Your task is to filter the data below down to the lines holding "certificate".

::: Task inputs :::

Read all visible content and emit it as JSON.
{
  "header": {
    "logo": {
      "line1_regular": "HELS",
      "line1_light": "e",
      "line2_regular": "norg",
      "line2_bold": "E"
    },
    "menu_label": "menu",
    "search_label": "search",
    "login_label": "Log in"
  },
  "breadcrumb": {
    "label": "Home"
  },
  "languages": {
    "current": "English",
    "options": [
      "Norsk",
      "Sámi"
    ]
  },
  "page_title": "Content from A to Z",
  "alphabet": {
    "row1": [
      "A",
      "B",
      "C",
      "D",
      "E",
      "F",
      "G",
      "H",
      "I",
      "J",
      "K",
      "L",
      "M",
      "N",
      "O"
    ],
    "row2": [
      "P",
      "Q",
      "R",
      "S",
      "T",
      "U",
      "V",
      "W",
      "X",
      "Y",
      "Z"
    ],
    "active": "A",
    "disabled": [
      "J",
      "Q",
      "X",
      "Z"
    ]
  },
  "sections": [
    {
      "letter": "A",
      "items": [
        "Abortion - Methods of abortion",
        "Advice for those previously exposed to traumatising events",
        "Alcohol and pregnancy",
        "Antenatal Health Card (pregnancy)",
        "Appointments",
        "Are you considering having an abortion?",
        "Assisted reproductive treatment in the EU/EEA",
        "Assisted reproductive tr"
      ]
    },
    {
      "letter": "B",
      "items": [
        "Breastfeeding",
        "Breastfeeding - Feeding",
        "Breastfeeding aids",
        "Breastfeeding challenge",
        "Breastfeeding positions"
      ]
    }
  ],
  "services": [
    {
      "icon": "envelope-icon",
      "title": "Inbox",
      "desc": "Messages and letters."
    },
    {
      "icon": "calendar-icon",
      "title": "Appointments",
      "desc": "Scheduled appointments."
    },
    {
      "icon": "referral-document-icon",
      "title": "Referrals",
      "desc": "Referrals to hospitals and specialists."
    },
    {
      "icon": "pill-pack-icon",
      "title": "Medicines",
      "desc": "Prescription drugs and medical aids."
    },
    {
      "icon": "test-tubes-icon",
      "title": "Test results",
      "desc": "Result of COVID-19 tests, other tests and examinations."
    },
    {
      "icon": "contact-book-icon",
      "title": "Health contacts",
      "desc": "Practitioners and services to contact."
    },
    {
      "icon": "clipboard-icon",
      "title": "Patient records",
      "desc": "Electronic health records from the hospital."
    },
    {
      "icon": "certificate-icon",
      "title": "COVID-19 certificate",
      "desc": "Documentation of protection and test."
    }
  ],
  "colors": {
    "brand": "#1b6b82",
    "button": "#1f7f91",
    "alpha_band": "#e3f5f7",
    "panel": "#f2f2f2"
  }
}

:::

* Finished answer
      "icon": "certificate-icon",
      "title": "COVID-19 certificate",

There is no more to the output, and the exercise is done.